▽

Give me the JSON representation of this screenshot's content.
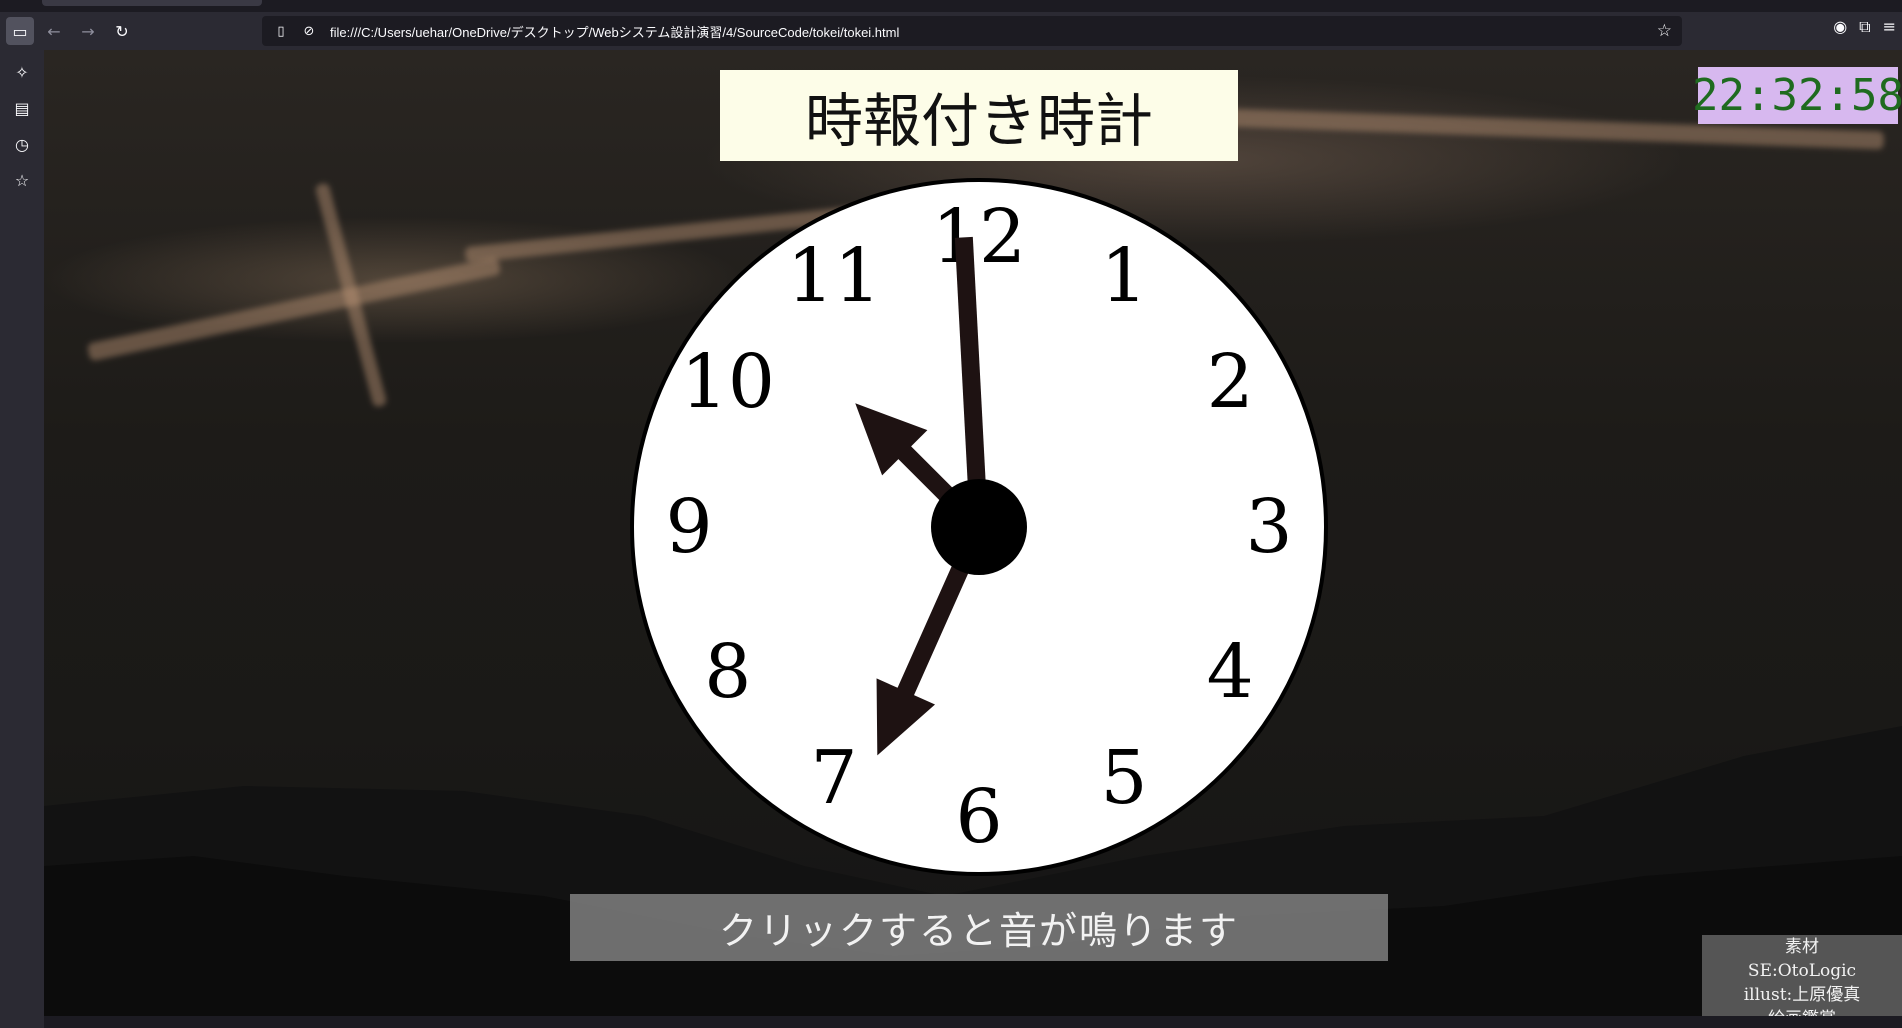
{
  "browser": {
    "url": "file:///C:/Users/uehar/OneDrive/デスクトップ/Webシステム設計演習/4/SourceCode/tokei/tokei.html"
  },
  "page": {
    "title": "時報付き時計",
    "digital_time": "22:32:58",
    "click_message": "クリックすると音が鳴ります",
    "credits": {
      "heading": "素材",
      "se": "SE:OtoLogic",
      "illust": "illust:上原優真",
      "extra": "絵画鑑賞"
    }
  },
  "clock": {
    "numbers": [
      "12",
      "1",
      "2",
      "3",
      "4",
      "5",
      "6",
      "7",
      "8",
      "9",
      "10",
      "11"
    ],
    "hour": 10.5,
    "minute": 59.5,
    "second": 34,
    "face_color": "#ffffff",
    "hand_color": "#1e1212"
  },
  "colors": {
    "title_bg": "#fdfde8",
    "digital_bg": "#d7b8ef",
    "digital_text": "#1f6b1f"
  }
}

△

Short problem: In the copy, include no pictures; restate the listing above exactly.

Exercise answer:
Give me the JSON representation of this screenshot's content.
{
  "browser": {
    "url": "file:///C:/Users/uehar/OneDrive/デスクトップ/Webシステム設計演習/4/SourceCode/tokei/tokei.html"
  },
  "page": {
    "title": "時報付き時計",
    "digital_time": "22:32:58",
    "click_message": "クリックすると音が鳴ります",
    "credits": {
      "heading": "素材",
      "se": "SE:OtoLogic",
      "illust": "illust:上原優真",
      "extra": "絵画鑑賞"
    }
  },
  "clock": {
    "numbers": [
      "12",
      "1",
      "2",
      "3",
      "4",
      "5",
      "6",
      "7",
      "8",
      "9",
      "10",
      "11"
    ],
    "hour": 10.5,
    "minute": 59.5,
    "second": 34,
    "face_color": "#ffffff",
    "hand_color": "#1e1212"
  },
  "colors": {
    "title_bg": "#fdfde8",
    "digital_bg": "#d7b8ef",
    "digital_text": "#1f6b1f"
  }
}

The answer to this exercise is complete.